Start Records supplied
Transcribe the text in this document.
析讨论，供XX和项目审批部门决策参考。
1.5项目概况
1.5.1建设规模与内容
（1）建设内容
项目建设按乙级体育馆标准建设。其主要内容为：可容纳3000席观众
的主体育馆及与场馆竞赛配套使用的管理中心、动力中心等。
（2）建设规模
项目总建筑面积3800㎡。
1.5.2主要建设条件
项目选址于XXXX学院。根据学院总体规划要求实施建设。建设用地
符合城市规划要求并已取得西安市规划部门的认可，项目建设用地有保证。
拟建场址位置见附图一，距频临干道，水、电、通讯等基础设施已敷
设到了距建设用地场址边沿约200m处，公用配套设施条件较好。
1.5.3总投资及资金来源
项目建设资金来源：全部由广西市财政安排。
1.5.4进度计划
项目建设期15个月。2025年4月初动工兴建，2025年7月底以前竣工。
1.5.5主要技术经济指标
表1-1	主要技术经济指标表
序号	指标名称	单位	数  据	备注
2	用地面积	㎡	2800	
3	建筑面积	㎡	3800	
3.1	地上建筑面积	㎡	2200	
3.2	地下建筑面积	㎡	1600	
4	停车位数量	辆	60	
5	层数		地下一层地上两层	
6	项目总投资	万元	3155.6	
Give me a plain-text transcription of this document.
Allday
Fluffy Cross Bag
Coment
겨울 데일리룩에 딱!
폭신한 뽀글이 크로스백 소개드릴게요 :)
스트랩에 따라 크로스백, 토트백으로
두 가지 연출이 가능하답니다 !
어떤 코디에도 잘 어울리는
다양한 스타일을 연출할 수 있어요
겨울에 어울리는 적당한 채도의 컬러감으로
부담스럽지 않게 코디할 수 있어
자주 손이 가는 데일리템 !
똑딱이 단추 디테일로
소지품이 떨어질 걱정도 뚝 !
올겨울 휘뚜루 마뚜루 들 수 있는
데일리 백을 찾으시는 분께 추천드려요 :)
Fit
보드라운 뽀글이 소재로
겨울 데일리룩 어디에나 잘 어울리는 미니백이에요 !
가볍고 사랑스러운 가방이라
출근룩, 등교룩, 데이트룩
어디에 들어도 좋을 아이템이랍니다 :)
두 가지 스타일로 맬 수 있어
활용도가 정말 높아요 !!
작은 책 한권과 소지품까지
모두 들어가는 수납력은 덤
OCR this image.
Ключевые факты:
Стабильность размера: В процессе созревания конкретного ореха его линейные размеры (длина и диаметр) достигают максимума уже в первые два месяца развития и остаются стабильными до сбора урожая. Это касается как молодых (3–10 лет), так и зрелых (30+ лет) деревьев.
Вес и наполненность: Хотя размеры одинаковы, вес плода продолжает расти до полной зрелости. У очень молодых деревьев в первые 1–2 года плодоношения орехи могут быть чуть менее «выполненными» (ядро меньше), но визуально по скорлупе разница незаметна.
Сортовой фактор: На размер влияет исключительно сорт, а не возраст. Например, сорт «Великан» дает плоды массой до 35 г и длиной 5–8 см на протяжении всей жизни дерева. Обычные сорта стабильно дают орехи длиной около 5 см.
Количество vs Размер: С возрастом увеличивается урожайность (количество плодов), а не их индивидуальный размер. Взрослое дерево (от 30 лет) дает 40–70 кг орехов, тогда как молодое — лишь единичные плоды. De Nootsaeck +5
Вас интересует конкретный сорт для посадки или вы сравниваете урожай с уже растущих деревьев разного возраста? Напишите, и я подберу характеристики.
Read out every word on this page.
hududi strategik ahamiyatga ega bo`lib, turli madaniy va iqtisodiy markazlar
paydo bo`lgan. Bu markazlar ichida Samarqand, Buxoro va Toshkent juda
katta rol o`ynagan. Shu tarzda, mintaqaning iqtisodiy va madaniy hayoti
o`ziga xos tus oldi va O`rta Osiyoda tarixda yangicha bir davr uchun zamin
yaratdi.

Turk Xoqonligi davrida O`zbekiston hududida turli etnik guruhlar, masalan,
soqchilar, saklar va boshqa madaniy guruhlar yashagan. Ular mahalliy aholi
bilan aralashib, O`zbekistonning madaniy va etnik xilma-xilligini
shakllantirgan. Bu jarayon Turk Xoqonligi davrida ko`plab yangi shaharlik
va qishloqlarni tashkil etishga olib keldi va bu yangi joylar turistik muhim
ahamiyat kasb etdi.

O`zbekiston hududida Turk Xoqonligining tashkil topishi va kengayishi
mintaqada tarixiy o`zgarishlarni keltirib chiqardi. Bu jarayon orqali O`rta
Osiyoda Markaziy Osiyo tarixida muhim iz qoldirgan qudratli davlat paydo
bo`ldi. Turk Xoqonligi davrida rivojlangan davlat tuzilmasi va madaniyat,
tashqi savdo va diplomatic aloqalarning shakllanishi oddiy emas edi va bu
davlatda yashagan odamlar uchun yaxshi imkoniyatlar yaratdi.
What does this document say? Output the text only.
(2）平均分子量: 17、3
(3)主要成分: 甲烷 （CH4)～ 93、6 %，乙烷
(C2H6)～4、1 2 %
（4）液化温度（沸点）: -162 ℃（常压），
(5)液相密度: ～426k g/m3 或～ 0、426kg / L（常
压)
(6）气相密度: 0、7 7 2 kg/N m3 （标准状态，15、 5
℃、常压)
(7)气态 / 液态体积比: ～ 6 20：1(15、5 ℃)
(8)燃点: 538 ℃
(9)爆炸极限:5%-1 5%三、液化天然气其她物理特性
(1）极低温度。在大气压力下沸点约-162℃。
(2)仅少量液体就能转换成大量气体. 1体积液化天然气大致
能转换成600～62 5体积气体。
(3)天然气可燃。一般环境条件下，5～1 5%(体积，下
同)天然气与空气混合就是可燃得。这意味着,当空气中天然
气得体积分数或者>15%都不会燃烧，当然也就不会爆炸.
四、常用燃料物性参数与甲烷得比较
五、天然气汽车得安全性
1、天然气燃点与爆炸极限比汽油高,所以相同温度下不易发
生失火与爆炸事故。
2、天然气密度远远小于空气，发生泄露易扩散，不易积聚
End Records supplied
Task directions
Scan the entries above and work out how many lines include the word "muhim"; the reply is that number alone.

The solution
2